• **TASK PROMPT**
Please give the listing again, word for word, with nothing left out.

[Dataset entries]
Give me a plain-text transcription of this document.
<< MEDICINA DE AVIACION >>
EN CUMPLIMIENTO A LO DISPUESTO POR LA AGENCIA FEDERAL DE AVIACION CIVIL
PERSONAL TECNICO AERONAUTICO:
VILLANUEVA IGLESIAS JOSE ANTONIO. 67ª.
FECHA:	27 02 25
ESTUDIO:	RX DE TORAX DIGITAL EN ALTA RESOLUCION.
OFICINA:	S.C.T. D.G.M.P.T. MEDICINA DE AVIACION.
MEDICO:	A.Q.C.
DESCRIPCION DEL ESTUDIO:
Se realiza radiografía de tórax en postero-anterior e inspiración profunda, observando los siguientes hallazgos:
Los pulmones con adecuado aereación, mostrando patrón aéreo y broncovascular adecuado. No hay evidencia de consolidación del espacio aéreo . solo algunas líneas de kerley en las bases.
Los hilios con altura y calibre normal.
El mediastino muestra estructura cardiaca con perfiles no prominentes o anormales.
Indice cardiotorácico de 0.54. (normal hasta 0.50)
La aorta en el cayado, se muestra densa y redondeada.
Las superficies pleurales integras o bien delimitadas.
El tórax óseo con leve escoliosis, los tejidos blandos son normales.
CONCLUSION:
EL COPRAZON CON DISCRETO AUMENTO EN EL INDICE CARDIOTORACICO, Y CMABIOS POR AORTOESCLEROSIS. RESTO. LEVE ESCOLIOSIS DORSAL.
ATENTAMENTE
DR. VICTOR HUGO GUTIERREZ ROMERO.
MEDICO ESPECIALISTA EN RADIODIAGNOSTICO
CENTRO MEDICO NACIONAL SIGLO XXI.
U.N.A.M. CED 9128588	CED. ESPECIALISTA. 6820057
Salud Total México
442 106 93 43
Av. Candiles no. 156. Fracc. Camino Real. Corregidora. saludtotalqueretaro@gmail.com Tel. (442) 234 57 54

• **FINISHED TASK**
Give me a plain-text transcription of this document.
<< MEDICINA DE AVIACION >>
EN CUMPLIMIENTO A LO DISPUESTO POR LA AGENCIA FEDERAL DE AVIACION CIVIL
PERSONAL TECNICO AERONAUTICO:
VILLANUEVA IGLESIAS JOSE ANTONIO. 67ª.
FECHA:	27 02 25
ESTUDIO:	RX DE TORAX DIGITAL EN ALTA RESOLUCION.
OFICINA:	S.C.T. D.G.M.P.T. MEDICINA DE AVIACION.
MEDICO:	A.Q.C.
DESCRIPCION DEL ESTUDIO:
Se realiza radiografía de tórax en postero-anterior e inspiración profunda, observando los siguientes hallazgos:
Los pulmones con adecuado aereación, mostrando patrón aéreo y broncovascular adecuado. No hay evidencia de consolidación del espacio aéreo . solo algunas líneas de kerley en las bases.
Los hilios con altura y calibre normal.
El mediastino muestra estructura cardiaca con perfiles no prominentes o anormales.
Indice cardiotorácico de 0.54. (normal hasta 0.50)
La aorta en el cayado, se muestra densa y redondeada.
Las superficies pleurales integras o bien delimitadas.
El tórax óseo con leve escoliosis, los tejidos blandos son normales.
CONCLUSION:
EL COPRAZON CON DISCRETO AUMENTO EN EL INDICE CARDIOTORACICO, Y CMABIOS POR AORTOESCLEROSIS. RESTO. LEVE ESCOLIOSIS DORSAL.
ATENTAMENTE
DR. VICTOR HUGO GUTIERREZ ROMERO.
MEDICO ESPECIALISTA EN RADIODIAGNOSTICO
CENTRO MEDICO NACIONAL SIGLO XXI.
U.N.A.M. CED 9128588	CED. ESPECIALISTA. 6820057
Salud Total México
442 106 93 43
Av. Candiles no. 156. Fracc. Camino Real. Corregidora. saludtotalqueretaro@gmail.com Tel. (442) 234 57 54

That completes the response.